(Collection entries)
■ ■ ■ ■

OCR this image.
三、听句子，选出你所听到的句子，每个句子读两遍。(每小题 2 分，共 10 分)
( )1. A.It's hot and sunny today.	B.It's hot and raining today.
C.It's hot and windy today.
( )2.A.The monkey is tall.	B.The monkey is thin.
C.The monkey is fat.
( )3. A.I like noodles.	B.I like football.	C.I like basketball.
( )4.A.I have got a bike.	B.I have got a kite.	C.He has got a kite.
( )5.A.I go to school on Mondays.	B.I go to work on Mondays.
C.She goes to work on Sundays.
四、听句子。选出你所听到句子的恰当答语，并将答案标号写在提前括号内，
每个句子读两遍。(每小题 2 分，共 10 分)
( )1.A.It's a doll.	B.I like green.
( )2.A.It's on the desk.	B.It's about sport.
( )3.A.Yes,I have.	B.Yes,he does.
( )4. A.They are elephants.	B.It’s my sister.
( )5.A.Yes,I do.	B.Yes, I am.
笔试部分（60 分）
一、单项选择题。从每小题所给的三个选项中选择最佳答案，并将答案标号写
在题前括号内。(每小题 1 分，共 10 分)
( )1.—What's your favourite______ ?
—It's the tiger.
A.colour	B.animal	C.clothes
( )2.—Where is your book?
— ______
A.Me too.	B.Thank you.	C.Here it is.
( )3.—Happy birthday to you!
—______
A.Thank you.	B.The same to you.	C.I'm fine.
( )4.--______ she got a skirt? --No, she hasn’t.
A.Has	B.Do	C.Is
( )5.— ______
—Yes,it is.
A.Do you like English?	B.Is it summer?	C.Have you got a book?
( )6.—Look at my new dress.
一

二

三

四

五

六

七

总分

■ ■ ■ ■

_PROBLEM_
Restate the records, all of them, precisely as written.

_ANSWER FOR THIS EXERCISE_
OCR this image.
三、听句子，选出你所听到的句子，每个句子读两遍。(每小题 2 分，共 10 分)
( )1. A.It's hot and sunny today.	B.It's hot and raining today.
C.It's hot and windy today.
( )2.A.The monkey is tall.	B.The monkey is thin.
C.The monkey is fat.
( )3. A.I like noodles.	B.I like football.	C.I like basketball.
( )4.A.I have got a bike.	B.I have got a kite.	C.He has got a kite.
( )5.A.I go to school on Mondays.	B.I go to work on Mondays.
C.She goes to work on Sundays.
四、听句子。选出你所听到句子的恰当答语，并将答案标号写在提前括号内，
每个句子读两遍。(每小题 2 分，共 10 分)
( )1.A.It's a doll.	B.I like green.
( )2.A.It's on the desk.	B.It's about sport.
( )3.A.Yes,I have.	B.Yes,he does.
( )4. A.They are elephants.	B.It’s my sister.
( )5.A.Yes,I do.	B.Yes, I am.
笔试部分（60 分）
一、单项选择题。从每小题所给的三个选项中选择最佳答案，并将答案标号写
在题前括号内。(每小题 1 分，共 10 分)
( )1.—What's your favourite______ ?
—It's the tiger.
A.colour	B.animal	C.clothes
( )2.—Where is your book?
— ______
A.Me too.	B.Thank you.	C.Here it is.
( )3.—Happy birthday to you!
—______
A.Thank you.	B.The same to you.	C.I'm fine.
( )4.--______ she got a skirt? --No, she hasn’t.
A.Has	B.Do	C.Is
( )5.— ______
—Yes,it is.
A.Do you like English?	B.Is it summer?	C.Have you got a book?
( )6.—Look at my new dress.
一

二

三

四

五

六

七

总分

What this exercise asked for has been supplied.